— START RECORDED INFORMATION —
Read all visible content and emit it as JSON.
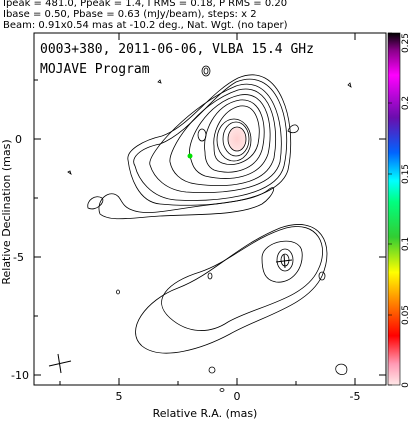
{
  "header": {
    "line1": "Ipeak = 481.0, Ppeak = 1.4, I RMS = 0.18, P RMS = 0.20",
    "line2": "Ibase = 0.50, Pbase = 0.63 (mJy/beam), steps: x 2",
    "line3": "Beam: 0.91x0.54 mas at -10.2 deg., Nat. Wgt. (no taper)"
  },
  "plot": {
    "title": "0003+380, 2011-06-06, VLBA 15.4 GHz",
    "subtitle": "MOJAVE Program",
    "xlabel": "Relative R.A. (mas)",
    "ylabel": "Relative Declination (mas)",
    "x_ticks": [
      "5",
      "0",
      "-5"
    ],
    "y_ticks": [
      "0",
      "-5",
      "-10"
    ]
  },
  "colorbar": {
    "ticks": [
      "0.25",
      "0.2",
      "0.15",
      "0.1",
      "0.05",
      "0"
    ],
    "colors": [
      "#000000",
      "#4b0082",
      "#8a2be2",
      "#0000ff",
      "#00bfff",
      "#00ff00",
      "#adff2f",
      "#ffff00",
      "#ffa500",
      "#ff0000",
      "#ff69b4",
      "#ffe4e1"
    ]
  }
}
— END RECORDED INFORMATION —
> **WHAT THE TASK REQUIRES**
Extract all the data above exactly, excluding every picture.

> **EXERCISE OUTPUT**
Read all visible content and emit it as JSON.
{
  "header": {
    "line1": "Ipeak = 481.0, Ppeak = 1.4, I RMS = 0.18, P RMS = 0.20",
    "line2": "Ibase = 0.50, Pbase = 0.63 (mJy/beam), steps: x 2",
    "line3": "Beam: 0.91x0.54 mas at -10.2 deg., Nat. Wgt. (no taper)"
  },
  "plot": {
    "title": "0003+380, 2011-06-06, VLBA 15.4 GHz",
    "subtitle": "MOJAVE Program",
    "xlabel": "Relative R.A. (mas)",
    "ylabel": "Relative Declination (mas)",
    "x_ticks": [
      "5",
      "0",
      "-5"
    ],
    "y_ticks": [
      "0",
      "-5",
      "-10"
    ]
  },
  "colorbar": {
    "ticks": [
      "0.25",
      "0.2",
      "0.15",
      "0.1",
      "0.05",
      "0"
    ],
    "colors": [
      "#000000",
      "#4b0082",
      "#8a2be2",
      "#0000ff",
      "#00bfff",
      "#00ff00",
      "#adff2f",
      "#ffff00",
      "#ffa500",
      "#ff0000",
      "#ff69b4",
      "#ffe4e1"
    ]
  }
}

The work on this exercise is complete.